_SOURCE_:
****************

A type II error, represented by the symbol below occurs when you fail to reject a null hypothesis that is actually false.
3. DETERMINE THE TEST STATISTIC
Up to this point we have discussed the z statistic and the t statistic. When you are working with means, determining whether to use the z or t is dependent on the standard deviation. If you know the population standard deviation, you will use the z distribution. If not, you will use the t distribution. You will also use the z statistic when you are dealing with proportions.
You will learn additional test statistics in upcoming chapters. In the third step of the hypothesis testing procedure, you will choose which statistic to compute to make the decision to reject or not reject the null hypothesis.
4. LOCATE THE CRITICAL VALUE (DECISION RULE)
You will use the critical value to determine whether you do reject or do not reject the null hypothesis. The critical value is the test statistic value, z or t for now, that corresponds to the level of significance, (symbol below), you selected in step #2.
The critical value depends on whether you are doing a one-tail or a two-tail test, which you can easily determine by examining the null hypothesis.
One-tail tests examine the data in only one direction and have either <= or >= in the null hypothesis statement. Two-tail tests look at two directions and have = in the null hypothesis statement.
One-tail test examples:
Ho: Mean chips contents >= 8.7 ounces
Ho: Mean survival rate with new treatment <= Mean survival rate without new treatment
Two-tail test example:
Ho: Sandwich assembly time new process = Sandwich assembly time old process
We will delve into a complete example soon. In the meantime, here is a useful tip: if you are using a z statistic, with a two-tail test and a .05 level of significance, the critical z value is 1.96.

****************

_DATASET ENTRIES_:
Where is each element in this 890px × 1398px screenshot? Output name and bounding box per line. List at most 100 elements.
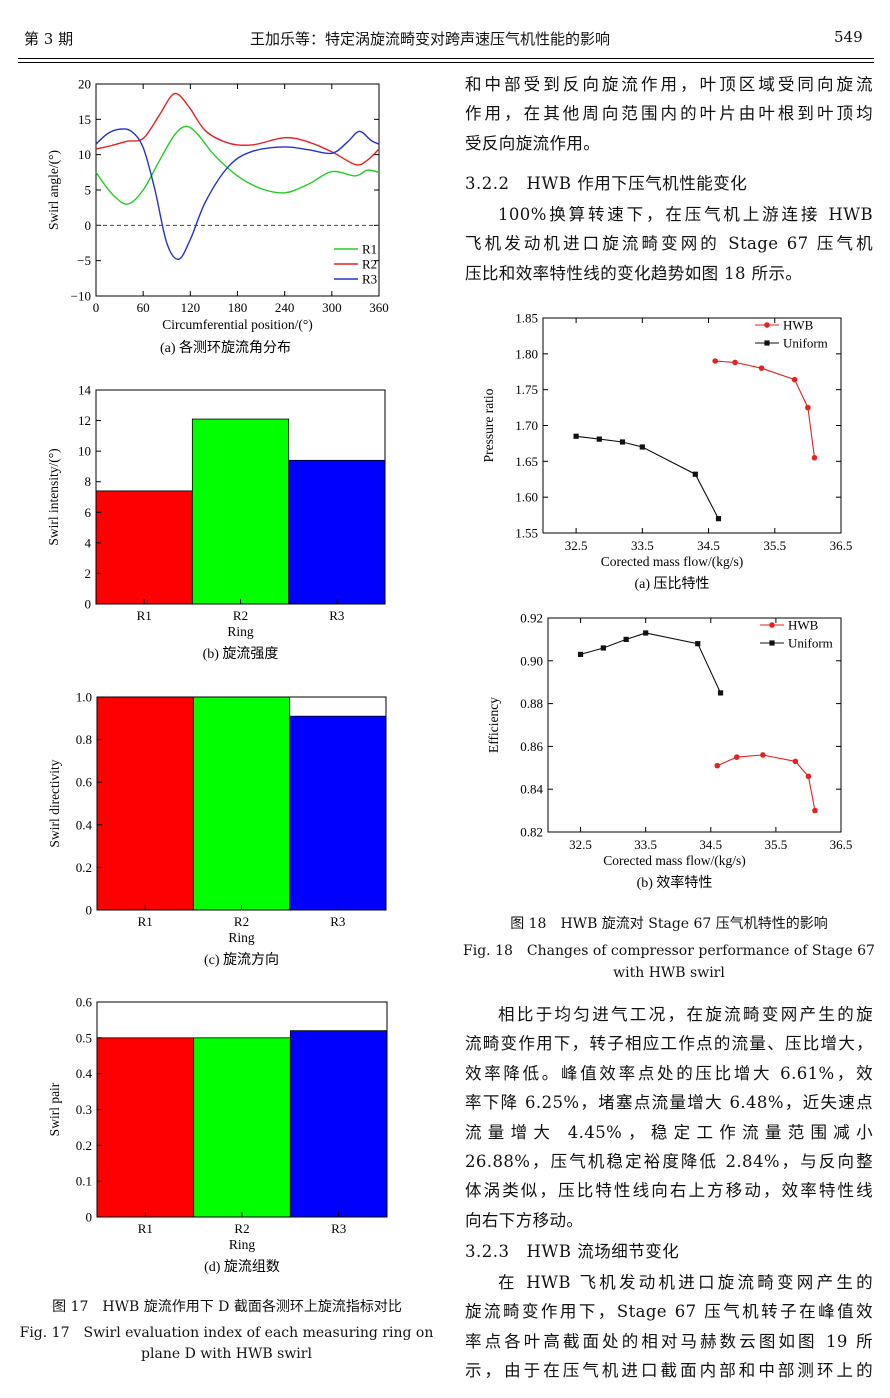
text-line: 向右下方移动。: [465, 1210, 584, 1230]
bar-r2: [192, 696, 291, 911]
subfigure-caption: (c) 旋流方向: [204, 952, 279, 968]
data-point-uniform: [573, 433, 579, 439]
data-point-hwb: [805, 404, 811, 411]
header-rule-thin: [18, 62, 874, 63]
y-tick-label: 0.86: [520, 739, 543, 754]
data-point-uniform: [639, 444, 645, 450]
series-line-r3: [95, 128, 380, 261]
text-line: 率点各叶高截面处的相对马赫数云图如图 19 所: [465, 1331, 873, 1351]
data-point-uniform: [715, 516, 722, 522]
x-tick-label: 36.5: [830, 837, 853, 852]
legend-marker-uniform: [764, 340, 770, 346]
y-tick-label: 0.3: [76, 1102, 92, 1117]
issue-number: 第 3 期: [24, 30, 74, 48]
x-axis-label: Ring: [227, 624, 254, 639]
text-line: 作用，在其他周向范围内的叶片由叶根到叶顶均: [465, 104, 873, 124]
fig17-caption-cn: 图 17 HWB 旋流作用下 D 截面各测环上旋流指标对比: [52, 1299, 402, 1315]
data-point-hwb: [732, 359, 738, 366]
y-tick-label: 0: [86, 903, 93, 918]
y-tick-label: 0.1: [76, 1174, 92, 1189]
data-point-hwb: [792, 758, 799, 765]
paragraph-continued: 和中部受到反向旋流作用，叶顶区域受同向旋流 作用，在其他周向范围内的叶片由叶根到…: [465, 70, 873, 158]
page-number: 549: [834, 28, 863, 46]
text-line: 飞机发动机进口旋流畸变网的 Stage 67 压气机: [465, 234, 873, 254]
text-line: 在 HWB 飞机发动机进口旋流畸变网产生的: [498, 1273, 873, 1292]
y-tick-label: 0.84: [520, 782, 543, 797]
y-tick-label: 0.5: [76, 1030, 92, 1045]
data-point-uniform: [695, 641, 701, 647]
running-title: 王加乐等：特定涡旋流畸变对跨声速压气机性能的影响: [250, 30, 611, 48]
y-tick-label: 20: [78, 77, 91, 92]
series-line-uniform: [580, 632, 721, 694]
fig17-caption-en-1: Fig. 17 Swirl evaluation index of each m…: [19, 1325, 434, 1341]
x-tick-label: R1: [138, 1221, 153, 1236]
x-tick-label: 34.5: [699, 837, 722, 852]
text-line: 流量增大 4.45%，稳定工作流量范围减小: [465, 1122, 873, 1142]
header-rule-thick: [18, 58, 874, 59]
bar-r1: [95, 490, 193, 605]
x-axis-label: Circumferential position/(°): [162, 317, 312, 332]
data-point-hwb: [758, 365, 765, 371]
text-line: 示，由于在压气机进口截面内部和中部测环上的: [465, 1361, 873, 1381]
data-point-hwb: [714, 762, 721, 769]
fig18-caption-en-1: Fig. 18 Changes of compressor performanc…: [463, 943, 875, 959]
fig18-caption-cn: 图 18 HWB 旋流对 Stage 67 压气机特性的影响: [510, 916, 828, 932]
text-line: 效率降低。峰值效率点处的压比增大 6.61%，效: [465, 1063, 873, 1083]
x-tick-label: 34.5: [697, 538, 720, 553]
running-header: 第 3 期 王加乐等：特定涡旋流畸变对跨声速压气机性能的影响 549: [0, 0, 890, 62]
text-line: 受反向旋流作用。: [465, 133, 601, 153]
y-tick-label: 0: [86, 1210, 93, 1225]
y-tick-label: 0: [85, 597, 92, 612]
bar-r3: [289, 715, 387, 911]
y-tick-label: 1.65: [515, 454, 538, 469]
fig17-caption-en-2: plane D with HWB swirl: [141, 1346, 312, 1362]
y-tick-label: 1.80: [515, 346, 538, 361]
y-tick-label: 15: [78, 112, 91, 127]
paragraph-performance-comparison: 相比于均匀进气工况，在旋流畸变网产生的旋 流畸变作用下，转子相应工作点的流量、压…: [465, 1000, 873, 1235]
x-tick-label: 33.5: [634, 837, 657, 852]
text-line: 压比和效率特性线的变化趋势如图 18 所示。: [465, 263, 803, 283]
x-tick-label: R2: [234, 1221, 249, 1236]
data-point-uniform: [600, 645, 606, 651]
chart-fig17a-swirl-angle: −10 −5 0 5 10 15 20 Swirl angle/(°) 0 60 120 180 240…: [46, 77, 389, 357]
bar-r3: [288, 459, 386, 605]
x-tick-label: R1: [138, 914, 153, 929]
y-tick-label: 1.60: [515, 490, 538, 505]
x-axis-label: Corected mass flow/(kg/s): [601, 554, 743, 569]
chart-fig18b-efficiency: 0.82 0.84 0.86 0.88 0.90 0.92 Efficiency 32.5 33…: [486, 611, 853, 892]
x-tick-label: R3: [330, 914, 345, 929]
y-tick-label: 10: [78, 444, 91, 459]
x-tick-label: 35.5: [765, 837, 788, 852]
legend-marker-hwb: [764, 322, 770, 328]
x-tick-label: 60: [137, 300, 150, 315]
data-point-hwb: [805, 773, 812, 780]
y-axis-label: Pressure ratio: [481, 388, 496, 462]
y-tick-label: 0.90: [520, 653, 543, 668]
y-tick-label: −10: [71, 289, 91, 304]
y-axis-label: Swirl pair: [47, 1082, 62, 1136]
y-axis-label: Swirl directivity: [47, 759, 62, 847]
data-point-uniform: [596, 436, 602, 442]
y-tick-label: 1.70: [515, 418, 538, 433]
y-tick-label: 0.4: [76, 817, 93, 832]
text-line: 流畸变作用下，转子相应工作点的流量、压比增大，: [465, 1034, 873, 1054]
legend-marker-uniform: [769, 640, 775, 646]
legend-label-uniform: Uniform: [788, 636, 833, 651]
data-point-hwb: [734, 754, 740, 760]
legend-label-hwb: HWB: [783, 318, 814, 333]
text-line: 100%换算转速下，在压气机上游连接 HWB: [498, 205, 873, 224]
x-tick-label: R2: [234, 914, 249, 929]
bar-r2: [191, 418, 290, 605]
y-tick-label: 12: [78, 413, 91, 428]
chart-fig17b-swirl-intensity: 0 2 4 6 8 10 12 14 Swirl intensity/(°) R1 R2 R3 Ring…: [46, 383, 386, 662]
y-tick-label: 1.85: [515, 311, 538, 326]
subfigure-caption: (a) 各测环旋流角分布: [160, 340, 291, 356]
fig18-caption-en-2: with HWB swirl: [613, 965, 725, 981]
x-axis-label: Ring: [229, 1237, 256, 1252]
x-tick-label: R1: [137, 608, 152, 623]
series-line-hwb: [717, 754, 816, 811]
legend-marker-hwb: [769, 622, 775, 628]
y-tick-label: 0.88: [520, 696, 543, 711]
y-tick-label: 0.6: [76, 775, 93, 790]
chart-fig17c-swirl-directivity: 0 0.2 0.4 0.6 0.8 1.0 Swirl directivity R1 R2 R3 R…: [47, 690, 387, 968]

****************

_GOAL_:
Answer these questions using the hypothesis testing text.
(a) When working with means, what must you know in order to use the z distribution?
(b) What sign appears in the null hypothesis statement of a two-tail test?
(c) What is the critical z value for a two-tail test at a .05 level of significance?
The data has no connection to the text on hypothesis testing.

_OUTPUT_:
(a) The population standard deviation.
(b) The = sign.
(c) 1.96.